## Objective
Copy all the material below, exactly as it stands.
_ _ _ _ _ _ _
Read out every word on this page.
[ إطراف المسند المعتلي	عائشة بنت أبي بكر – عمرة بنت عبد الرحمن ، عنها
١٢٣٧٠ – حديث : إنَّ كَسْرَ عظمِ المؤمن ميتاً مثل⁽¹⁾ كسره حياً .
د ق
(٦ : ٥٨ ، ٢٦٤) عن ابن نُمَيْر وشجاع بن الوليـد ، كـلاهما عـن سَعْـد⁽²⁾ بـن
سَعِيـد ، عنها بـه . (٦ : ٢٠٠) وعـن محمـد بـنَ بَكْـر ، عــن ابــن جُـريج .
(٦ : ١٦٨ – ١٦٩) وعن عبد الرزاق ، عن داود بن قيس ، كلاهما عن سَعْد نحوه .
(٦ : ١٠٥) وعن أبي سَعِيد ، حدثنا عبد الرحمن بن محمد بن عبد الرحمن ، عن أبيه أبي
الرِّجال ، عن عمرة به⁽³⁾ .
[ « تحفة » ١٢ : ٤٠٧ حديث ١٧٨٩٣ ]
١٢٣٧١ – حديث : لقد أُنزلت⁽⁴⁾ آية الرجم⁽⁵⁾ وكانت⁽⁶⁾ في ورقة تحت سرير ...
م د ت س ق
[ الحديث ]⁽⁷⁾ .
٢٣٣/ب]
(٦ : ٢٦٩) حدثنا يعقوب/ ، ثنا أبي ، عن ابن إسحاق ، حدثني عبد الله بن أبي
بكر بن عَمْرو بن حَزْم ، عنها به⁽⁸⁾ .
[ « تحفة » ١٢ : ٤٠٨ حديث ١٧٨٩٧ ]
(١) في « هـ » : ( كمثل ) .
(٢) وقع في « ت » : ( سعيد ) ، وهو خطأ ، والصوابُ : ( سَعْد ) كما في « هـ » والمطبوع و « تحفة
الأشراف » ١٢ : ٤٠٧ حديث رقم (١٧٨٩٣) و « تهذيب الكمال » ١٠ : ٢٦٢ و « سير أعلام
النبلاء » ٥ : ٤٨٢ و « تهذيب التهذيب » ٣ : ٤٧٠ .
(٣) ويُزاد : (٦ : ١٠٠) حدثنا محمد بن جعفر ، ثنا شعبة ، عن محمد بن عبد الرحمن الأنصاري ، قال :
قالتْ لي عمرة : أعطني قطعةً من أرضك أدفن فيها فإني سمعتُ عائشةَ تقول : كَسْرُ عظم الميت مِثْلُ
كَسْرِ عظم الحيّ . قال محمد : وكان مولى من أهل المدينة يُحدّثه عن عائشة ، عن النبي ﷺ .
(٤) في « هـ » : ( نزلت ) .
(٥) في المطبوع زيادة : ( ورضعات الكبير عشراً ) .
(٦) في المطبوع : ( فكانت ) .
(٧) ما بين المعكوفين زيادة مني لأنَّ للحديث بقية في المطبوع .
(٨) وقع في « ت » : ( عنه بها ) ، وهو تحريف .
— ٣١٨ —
_ _ _ _ _ _ _
## Solution to this task
Read out every word on this page.
[ إطراف المسند المعتلي	عائشة بنت أبي بكر – عمرة بنت عبد الرحمن ، عنها
١٢٣٧٠ – حديث : إنَّ كَسْرَ عظمِ المؤمن ميتاً مثل⁽¹⁾ كسره حياً .
د ق
(٦ : ٥٨ ، ٢٦٤) عن ابن نُمَيْر وشجاع بن الوليـد ، كـلاهما عـن سَعْـد⁽²⁾ بـن
سَعِيـد ، عنها بـه . (٦ : ٢٠٠) وعـن محمـد بـنَ بَكْـر ، عــن ابــن جُـريج .
(٦ : ١٦٨ – ١٦٩) وعن عبد الرزاق ، عن داود بن قيس ، كلاهما عن سَعْد نحوه .
(٦ : ١٠٥) وعن أبي سَعِيد ، حدثنا عبد الرحمن بن محمد بن عبد الرحمن ، عن أبيه أبي
الرِّجال ، عن عمرة به⁽³⁾ .
[ « تحفة » ١٢ : ٤٠٧ حديث ١٧٨٩٣ ]
١٢٣٧١ – حديث : لقد أُنزلت⁽⁴⁾ آية الرجم⁽⁵⁾ وكانت⁽⁶⁾ في ورقة تحت سرير ...
م د ت س ق
[ الحديث ]⁽⁷⁾ .
٢٣٣/ب]
(٦ : ٢٦٩) حدثنا يعقوب/ ، ثنا أبي ، عن ابن إسحاق ، حدثني عبد الله بن أبي
بكر بن عَمْرو بن حَزْم ، عنها به⁽⁸⁾ .
[ « تحفة » ١٢ : ٤٠٨ حديث ١٧٨٩٧ ]
(١) في « هـ » : ( كمثل ) .
(٢) وقع في « ت » : ( سعيد ) ، وهو خطأ ، والصوابُ : ( سَعْد ) كما في « هـ » والمطبوع و « تحفة
الأشراف » ١٢ : ٤٠٧ حديث رقم (١٧٨٩٣) و « تهذيب الكمال » ١٠ : ٢٦٢ و « سير أعلام
النبلاء » ٥ : ٤٨٢ و « تهذيب التهذيب » ٣ : ٤٧٠ .
(٣) ويُزاد : (٦ : ١٠٠) حدثنا محمد بن جعفر ، ثنا شعبة ، عن محمد بن عبد الرحمن الأنصاري ، قال :
قالتْ لي عمرة : أعطني قطعةً من أرضك أدفن فيها فإني سمعتُ عائشةَ تقول : كَسْرُ عظم الميت مِثْلُ
كَسْرِ عظم الحيّ . قال محمد : وكان مولى من أهل المدينة يُحدّثه عن عائشة ، عن النبي ﷺ .
(٤) في « هـ » : ( نزلت ) .
(٥) في المطبوع زيادة : ( ورضعات الكبير عشراً ) .
(٦) في المطبوع : ( فكانت ) .
(٧) ما بين المعكوفين زيادة مني لأنَّ للحديث بقية في المطبوع .
(٨) وقع في « ت » : ( عنه بها ) ، وهو تحريف .
— ٣١٨ —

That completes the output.